**WRITTEN EXERCISE**: Every record must appear in your copy exactly as written, with no pictures.

**EXERCISE MATERIALS**:
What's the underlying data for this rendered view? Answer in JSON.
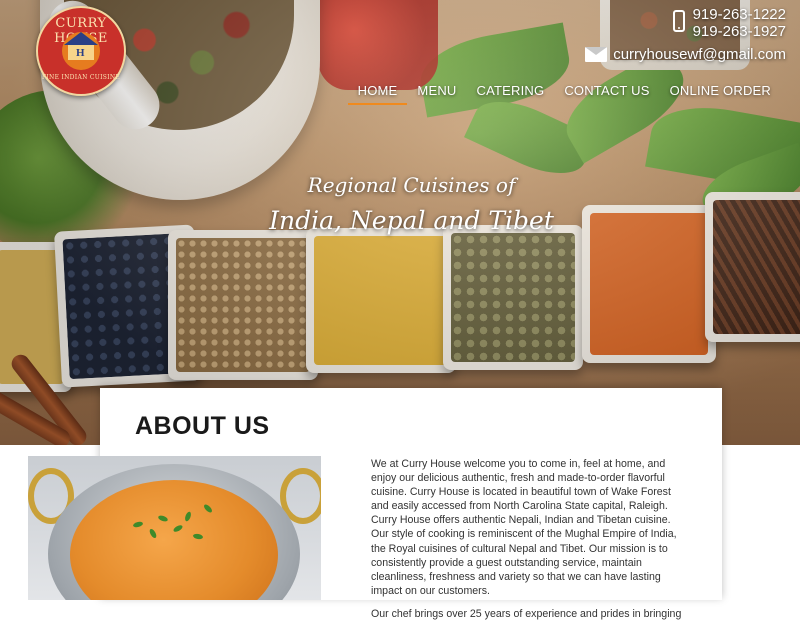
{
  "brand": {
    "logo_top": "CURRY HOUSE",
    "logo_bottom": "FINE INDIAN CUISINE",
    "logo_mark": "H"
  },
  "contact": {
    "phone_1": "919-263-1222",
    "phone_2": "919-263-1927",
    "email": "curryhousewf@gmail.com"
  },
  "nav": {
    "items": [
      {
        "label": "HOME",
        "active": true
      },
      {
        "label": "MENU"
      },
      {
        "label": "CATERING"
      },
      {
        "label": "CONTACT US"
      },
      {
        "label": "ONLINE ORDER"
      }
    ]
  },
  "hero": {
    "tagline_1": "Regional Cuisines of",
    "tagline_2": "India, Nepal and Tibet"
  },
  "about": {
    "title": "ABOUT US",
    "paragraph_1": "We at Curry House welcome you to come in, feel at home, and enjoy our delicious authentic, fresh and made-to-order flavorful cuisine. Curry House is located in beautiful town of Wake Forest and easily accessed from North Carolina State capital, Raleigh. Curry House offers authentic Nepali, Indian and Tibetan cuisine. Our style of cooking is reminiscent of the Mughal Empire of India, the Royal cuisines of cultural Nepal and Tibet. Our mission is to consistently provide a guest outstanding service, maintain cleanliness, freshness and variety so that we can have lasting impact on our customers.",
    "paragraph_2": "Our chef brings over 25 years of experience and prides in bringing"
  },
  "colors": {
    "accent": "#f08a1d",
    "logo_red": "#c8302a"
  }
}
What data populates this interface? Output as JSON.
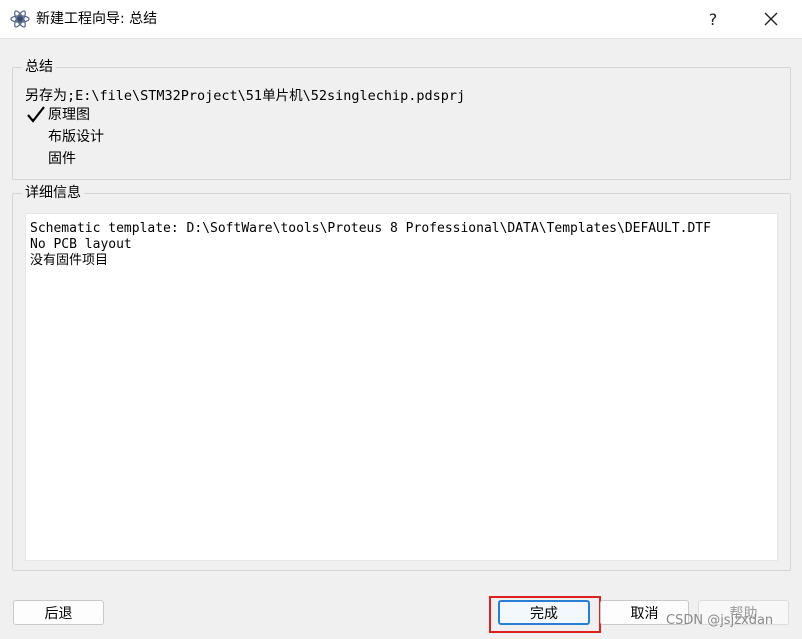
{
  "window": {
    "title": "新建工程向导: 总结",
    "help_glyph": "?",
    "close_glyph": "✕"
  },
  "summary": {
    "legend": "总结",
    "save_prefix": "另存为",
    "save_path": ";E:\\file\\STM32Project\\51单片机\\52singlechip.pdsprj",
    "options": [
      {
        "label": "原理图",
        "checked": true
      },
      {
        "label": "布版设计",
        "checked": false
      },
      {
        "label": "固件",
        "checked": false
      }
    ]
  },
  "details": {
    "legend": "详细信息",
    "lines": [
      "Schematic template: D:\\SoftWare\\tools\\Proteus 8 Professional\\DATA\\Templates\\DEFAULT.DTF",
      "No PCB layout",
      "没有固件项目"
    ]
  },
  "buttons": {
    "back": "后退",
    "finish": "完成",
    "cancel": "取消",
    "help": "帮助"
  },
  "watermark": "CSDN @jsjzxdan"
}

**WRITTEN SOLUTION**:
What's the underlying data for this rendered view? Answer in JSON.
{
  "brand": {
    "logo_top": "CURRY HOUSE",
    "logo_bottom": "FINE INDIAN CUISINE",
    "logo_mark": "H"
  },
  "contact": {
    "phone_1": "919-263-1222",
    "phone_2": "919-263-1927",
    "email": "curryhousewf@gmail.com"
  },
  "nav": {
    "items": [
      {
        "label": "HOME",
        "active": true
      },
      {
        "label": "MENU"
      },
      {
        "label": "CATERING"
      },
      {
        "label": "CONTACT US"
      },
      {
        "label": "ONLINE ORDER"
      }
    ]
  },
  "hero": {
    "tagline_1": "Regional Cuisines of",
    "tagline_2": "India, Nepal and Tibet"
  },
  "about": {
    "title": "ABOUT US",
    "paragraph_1": "We at Curry House welcome you to come in, feel at home, and enjoy our delicious authentic, fresh and made-to-order flavorful cuisine. Curry House is located in beautiful town of Wake Forest and easily accessed from North Carolina State capital, Raleigh. Curry House offers authentic Nepali, Indian and Tibetan cuisine. Our style of cooking is reminiscent of the Mughal Empire of India, the Royal cuisines of cultural Nepal and Tibet. Our mission is to consistently provide a guest outstanding service, maintain cleanliness, freshness and variety so that we can have lasting impact on our customers.",
    "paragraph_2": "Our chef brings over 25 years of experience and prides in bringing"
  },
  "colors": {
    "accent": "#f08a1d",
    "logo_red": "#c8302a"
  }
}
What data populates this interface? Output as JSON.
{
  "window": {
    "title": "新建工程向导: 总结",
    "help_glyph": "?",
    "close_glyph": "✕"
  },
  "summary": {
    "legend": "总结",
    "save_prefix": "另存为",
    "save_path": ";E:\\file\\STM32Project\\51单片机\\52singlechip.pdsprj",
    "options": [
      {
        "label": "原理图",
        "checked": true
      },
      {
        "label": "布版设计",
        "checked": false
      },
      {
        "label": "固件",
        "checked": false
      }
    ]
  },
  "details": {
    "legend": "详细信息",
    "lines": [
      "Schematic template: D:\\SoftWare\\tools\\Proteus 8 Professional\\DATA\\Templates\\DEFAULT.DTF",
      "No PCB layout",
      "没有固件项目"
    ]
  },
  "buttons": {
    "back": "后退",
    "finish": "完成",
    "cancel": "取消",
    "help": "帮助"
  },
  "watermark": "CSDN @jsjzxdan"
}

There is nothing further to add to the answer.